DATASET EXCERPTS:
____________________

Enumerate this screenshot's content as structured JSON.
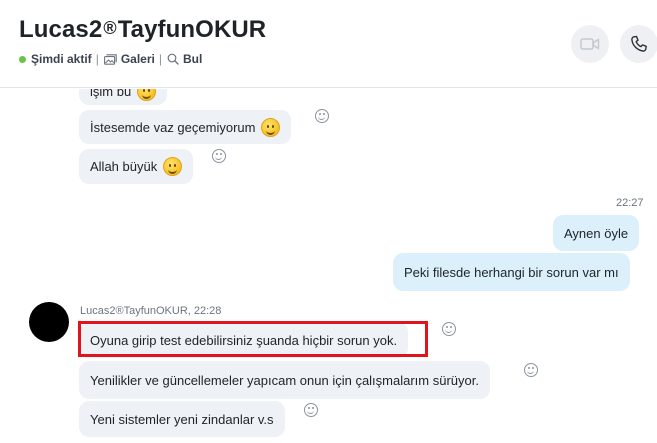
{
  "header": {
    "title_part1": "Lucas2",
    "title_reg": "®",
    "title_part2": "TayfunOKUR",
    "status": "Şimdi aktif",
    "separator": "|",
    "gallery": "Galeri",
    "search": "Bul"
  },
  "messages": {
    "in1": "işim bu",
    "in2": "İstesemde vaz geçemiyorum",
    "in3": "Allah büyük",
    "out_time": "22:27",
    "out1": "Aynen öyle",
    "out2": "Peki filesde herhangi bir sorun var mı",
    "sender_line": "Lucas2®TayfunOKUR, 22:28",
    "in4": "Oyuna girip test edebilirsiniz şuanda hiçbir sorun yok.",
    "in5": "Yenilikler ve güncellemeler yapıcam onun için çalışmalarım sürüyor.",
    "in6": "Yeni sistemler yeni zindanlar v.s"
  },
  "colors": {
    "online": "#6cc24a",
    "incoming_bubble": "#eef1f5",
    "outgoing_bubble": "#dbf0fb",
    "highlight": "#e0141e"
  },
  "icons": [
    "video-call-icon",
    "phone-call-icon",
    "gallery-icon",
    "search-icon",
    "smiley-emoji-icon",
    "add-reaction-icon"
  ]
}
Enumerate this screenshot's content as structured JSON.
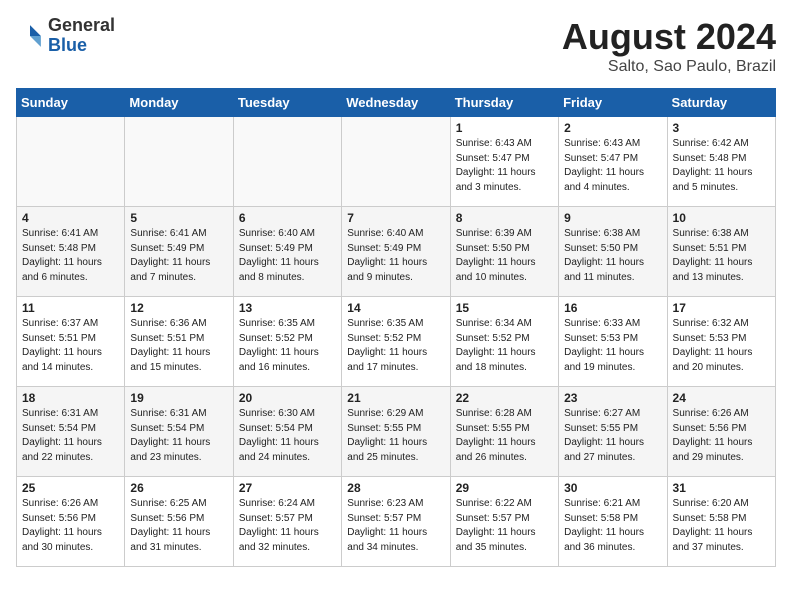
{
  "header": {
    "logo_general": "General",
    "logo_blue": "Blue",
    "month_year": "August 2024",
    "location": "Salto, Sao Paulo, Brazil"
  },
  "days_of_week": [
    "Sunday",
    "Monday",
    "Tuesday",
    "Wednesday",
    "Thursday",
    "Friday",
    "Saturday"
  ],
  "weeks": [
    [
      {
        "day": "",
        "info": ""
      },
      {
        "day": "",
        "info": ""
      },
      {
        "day": "",
        "info": ""
      },
      {
        "day": "",
        "info": ""
      },
      {
        "day": "1",
        "info": "Sunrise: 6:43 AM\nSunset: 5:47 PM\nDaylight: 11 hours\nand 3 minutes."
      },
      {
        "day": "2",
        "info": "Sunrise: 6:43 AM\nSunset: 5:47 PM\nDaylight: 11 hours\nand 4 minutes."
      },
      {
        "day": "3",
        "info": "Sunrise: 6:42 AM\nSunset: 5:48 PM\nDaylight: 11 hours\nand 5 minutes."
      }
    ],
    [
      {
        "day": "4",
        "info": "Sunrise: 6:41 AM\nSunset: 5:48 PM\nDaylight: 11 hours\nand 6 minutes."
      },
      {
        "day": "5",
        "info": "Sunrise: 6:41 AM\nSunset: 5:49 PM\nDaylight: 11 hours\nand 7 minutes."
      },
      {
        "day": "6",
        "info": "Sunrise: 6:40 AM\nSunset: 5:49 PM\nDaylight: 11 hours\nand 8 minutes."
      },
      {
        "day": "7",
        "info": "Sunrise: 6:40 AM\nSunset: 5:49 PM\nDaylight: 11 hours\nand 9 minutes."
      },
      {
        "day": "8",
        "info": "Sunrise: 6:39 AM\nSunset: 5:50 PM\nDaylight: 11 hours\nand 10 minutes."
      },
      {
        "day": "9",
        "info": "Sunrise: 6:38 AM\nSunset: 5:50 PM\nDaylight: 11 hours\nand 11 minutes."
      },
      {
        "day": "10",
        "info": "Sunrise: 6:38 AM\nSunset: 5:51 PM\nDaylight: 11 hours\nand 13 minutes."
      }
    ],
    [
      {
        "day": "11",
        "info": "Sunrise: 6:37 AM\nSunset: 5:51 PM\nDaylight: 11 hours\nand 14 minutes."
      },
      {
        "day": "12",
        "info": "Sunrise: 6:36 AM\nSunset: 5:51 PM\nDaylight: 11 hours\nand 15 minutes."
      },
      {
        "day": "13",
        "info": "Sunrise: 6:35 AM\nSunset: 5:52 PM\nDaylight: 11 hours\nand 16 minutes."
      },
      {
        "day": "14",
        "info": "Sunrise: 6:35 AM\nSunset: 5:52 PM\nDaylight: 11 hours\nand 17 minutes."
      },
      {
        "day": "15",
        "info": "Sunrise: 6:34 AM\nSunset: 5:52 PM\nDaylight: 11 hours\nand 18 minutes."
      },
      {
        "day": "16",
        "info": "Sunrise: 6:33 AM\nSunset: 5:53 PM\nDaylight: 11 hours\nand 19 minutes."
      },
      {
        "day": "17",
        "info": "Sunrise: 6:32 AM\nSunset: 5:53 PM\nDaylight: 11 hours\nand 20 minutes."
      }
    ],
    [
      {
        "day": "18",
        "info": "Sunrise: 6:31 AM\nSunset: 5:54 PM\nDaylight: 11 hours\nand 22 minutes."
      },
      {
        "day": "19",
        "info": "Sunrise: 6:31 AM\nSunset: 5:54 PM\nDaylight: 11 hours\nand 23 minutes."
      },
      {
        "day": "20",
        "info": "Sunrise: 6:30 AM\nSunset: 5:54 PM\nDaylight: 11 hours\nand 24 minutes."
      },
      {
        "day": "21",
        "info": "Sunrise: 6:29 AM\nSunset: 5:55 PM\nDaylight: 11 hours\nand 25 minutes."
      },
      {
        "day": "22",
        "info": "Sunrise: 6:28 AM\nSunset: 5:55 PM\nDaylight: 11 hours\nand 26 minutes."
      },
      {
        "day": "23",
        "info": "Sunrise: 6:27 AM\nSunset: 5:55 PM\nDaylight: 11 hours\nand 27 minutes."
      },
      {
        "day": "24",
        "info": "Sunrise: 6:26 AM\nSunset: 5:56 PM\nDaylight: 11 hours\nand 29 minutes."
      }
    ],
    [
      {
        "day": "25",
        "info": "Sunrise: 6:26 AM\nSunset: 5:56 PM\nDaylight: 11 hours\nand 30 minutes."
      },
      {
        "day": "26",
        "info": "Sunrise: 6:25 AM\nSunset: 5:56 PM\nDaylight: 11 hours\nand 31 minutes."
      },
      {
        "day": "27",
        "info": "Sunrise: 6:24 AM\nSunset: 5:57 PM\nDaylight: 11 hours\nand 32 minutes."
      },
      {
        "day": "28",
        "info": "Sunrise: 6:23 AM\nSunset: 5:57 PM\nDaylight: 11 hours\nand 34 minutes."
      },
      {
        "day": "29",
        "info": "Sunrise: 6:22 AM\nSunset: 5:57 PM\nDaylight: 11 hours\nand 35 minutes."
      },
      {
        "day": "30",
        "info": "Sunrise: 6:21 AM\nSunset: 5:58 PM\nDaylight: 11 hours\nand 36 minutes."
      },
      {
        "day": "31",
        "info": "Sunrise: 6:20 AM\nSunset: 5:58 PM\nDaylight: 11 hours\nand 37 minutes."
      }
    ]
  ]
}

____________________

SHORT TASK: Leave out the pictures and copy the rest of the material above exactly.

TASK RESULT:
Enumerate this screenshot's content as structured JSON.
{
  "header": {
    "title_part1": "Lucas2",
    "title_reg": "®",
    "title_part2": "TayfunOKUR",
    "status": "Şimdi aktif",
    "separator": "|",
    "gallery": "Galeri",
    "search": "Bul"
  },
  "messages": {
    "in1": "işim bu",
    "in2": "İstesemde vaz geçemiyorum",
    "in3": "Allah büyük",
    "out_time": "22:27",
    "out1": "Aynen öyle",
    "out2": "Peki filesde herhangi bir sorun var mı",
    "sender_line": "Lucas2®TayfunOKUR, 22:28",
    "in4": "Oyuna girip test edebilirsiniz şuanda hiçbir sorun yok.",
    "in5": "Yenilikler ve güncellemeler yapıcam onun için çalışmalarım sürüyor.",
    "in6": "Yeni sistemler yeni zindanlar v.s"
  },
  "colors": {
    "online": "#6cc24a",
    "incoming_bubble": "#eef1f5",
    "outgoing_bubble": "#dbf0fb",
    "highlight": "#e0141e"
  },
  "icons": [
    "video-call-icon",
    "phone-call-icon",
    "gallery-icon",
    "search-icon",
    "smiley-emoji-icon",
    "add-reaction-icon"
  ]
}
Enumerate this screenshot's content as structured JSON.
{
  "header": {
    "logo_general": "General",
    "logo_blue": "Blue",
    "month_year": "August 2024",
    "location": "Salto, Sao Paulo, Brazil"
  },
  "days_of_week": [
    "Sunday",
    "Monday",
    "Tuesday",
    "Wednesday",
    "Thursday",
    "Friday",
    "Saturday"
  ],
  "weeks": [
    [
      {
        "day": "",
        "info": ""
      },
      {
        "day": "",
        "info": ""
      },
      {
        "day": "",
        "info": ""
      },
      {
        "day": "",
        "info": ""
      },
      {
        "day": "1",
        "info": "Sunrise: 6:43 AM\nSunset: 5:47 PM\nDaylight: 11 hours\nand 3 minutes."
      },
      {
        "day": "2",
        "info": "Sunrise: 6:43 AM\nSunset: 5:47 PM\nDaylight: 11 hours\nand 4 minutes."
      },
      {
        "day": "3",
        "info": "Sunrise: 6:42 AM\nSunset: 5:48 PM\nDaylight: 11 hours\nand 5 minutes."
      }
    ],
    [
      {
        "day": "4",
        "info": "Sunrise: 6:41 AM\nSunset: 5:48 PM\nDaylight: 11 hours\nand 6 minutes."
      },
      {
        "day": "5",
        "info": "Sunrise: 6:41 AM\nSunset: 5:49 PM\nDaylight: 11 hours\nand 7 minutes."
      },
      {
        "day": "6",
        "info": "Sunrise: 6:40 AM\nSunset: 5:49 PM\nDaylight: 11 hours\nand 8 minutes."
      },
      {
        "day": "7",
        "info": "Sunrise: 6:40 AM\nSunset: 5:49 PM\nDaylight: 11 hours\nand 9 minutes."
      },
      {
        "day": "8",
        "info": "Sunrise: 6:39 AM\nSunset: 5:50 PM\nDaylight: 11 hours\nand 10 minutes."
      },
      {
        "day": "9",
        "info": "Sunrise: 6:38 AM\nSunset: 5:50 PM\nDaylight: 11 hours\nand 11 minutes."
      },
      {
        "day": "10",
        "info": "Sunrise: 6:38 AM\nSunset: 5:51 PM\nDaylight: 11 hours\nand 13 minutes."
      }
    ],
    [
      {
        "day": "11",
        "info": "Sunrise: 6:37 AM\nSunset: 5:51 PM\nDaylight: 11 hours\nand 14 minutes."
      },
      {
        "day": "12",
        "info": "Sunrise: 6:36 AM\nSunset: 5:51 PM\nDaylight: 11 hours\nand 15 minutes."
      },
      {
        "day": "13",
        "info": "Sunrise: 6:35 AM\nSunset: 5:52 PM\nDaylight: 11 hours\nand 16 minutes."
      },
      {
        "day": "14",
        "info": "Sunrise: 6:35 AM\nSunset: 5:52 PM\nDaylight: 11 hours\nand 17 minutes."
      },
      {
        "day": "15",
        "info": "Sunrise: 6:34 AM\nSunset: 5:52 PM\nDaylight: 11 hours\nand 18 minutes."
      },
      {
        "day": "16",
        "info": "Sunrise: 6:33 AM\nSunset: 5:53 PM\nDaylight: 11 hours\nand 19 minutes."
      },
      {
        "day": "17",
        "info": "Sunrise: 6:32 AM\nSunset: 5:53 PM\nDaylight: 11 hours\nand 20 minutes."
      }
    ],
    [
      {
        "day": "18",
        "info": "Sunrise: 6:31 AM\nSunset: 5:54 PM\nDaylight: 11 hours\nand 22 minutes."
      },
      {
        "day": "19",
        "info": "Sunrise: 6:31 AM\nSunset: 5:54 PM\nDaylight: 11 hours\nand 23 minutes."
      },
      {
        "day": "20",
        "info": "Sunrise: 6:30 AM\nSunset: 5:54 PM\nDaylight: 11 hours\nand 24 minutes."
      },
      {
        "day": "21",
        "info": "Sunrise: 6:29 AM\nSunset: 5:55 PM\nDaylight: 11 hours\nand 25 minutes."
      },
      {
        "day": "22",
        "info": "Sunrise: 6:28 AM\nSunset: 5:55 PM\nDaylight: 11 hours\nand 26 minutes."
      },
      {
        "day": "23",
        "info": "Sunrise: 6:27 AM\nSunset: 5:55 PM\nDaylight: 11 hours\nand 27 minutes."
      },
      {
        "day": "24",
        "info": "Sunrise: 6:26 AM\nSunset: 5:56 PM\nDaylight: 11 hours\nand 29 minutes."
      }
    ],
    [
      {
        "day": "25",
        "info": "Sunrise: 6:26 AM\nSunset: 5:56 PM\nDaylight: 11 hours\nand 30 minutes."
      },
      {
        "day": "26",
        "info": "Sunrise: 6:25 AM\nSunset: 5:56 PM\nDaylight: 11 hours\nand 31 minutes."
      },
      {
        "day": "27",
        "info": "Sunrise: 6:24 AM\nSunset: 5:57 PM\nDaylight: 11 hours\nand 32 minutes."
      },
      {
        "day": "28",
        "info": "Sunrise: 6:23 AM\nSunset: 5:57 PM\nDaylight: 11 hours\nand 34 minutes."
      },
      {
        "day": "29",
        "info": "Sunrise: 6:22 AM\nSunset: 5:57 PM\nDaylight: 11 hours\nand 35 minutes."
      },
      {
        "day": "30",
        "info": "Sunrise: 6:21 AM\nSunset: 5:58 PM\nDaylight: 11 hours\nand 36 minutes."
      },
      {
        "day": "31",
        "info": "Sunrise: 6:20 AM\nSunset: 5:58 PM\nDaylight: 11 hours\nand 37 minutes."
      }
    ]
  ]
}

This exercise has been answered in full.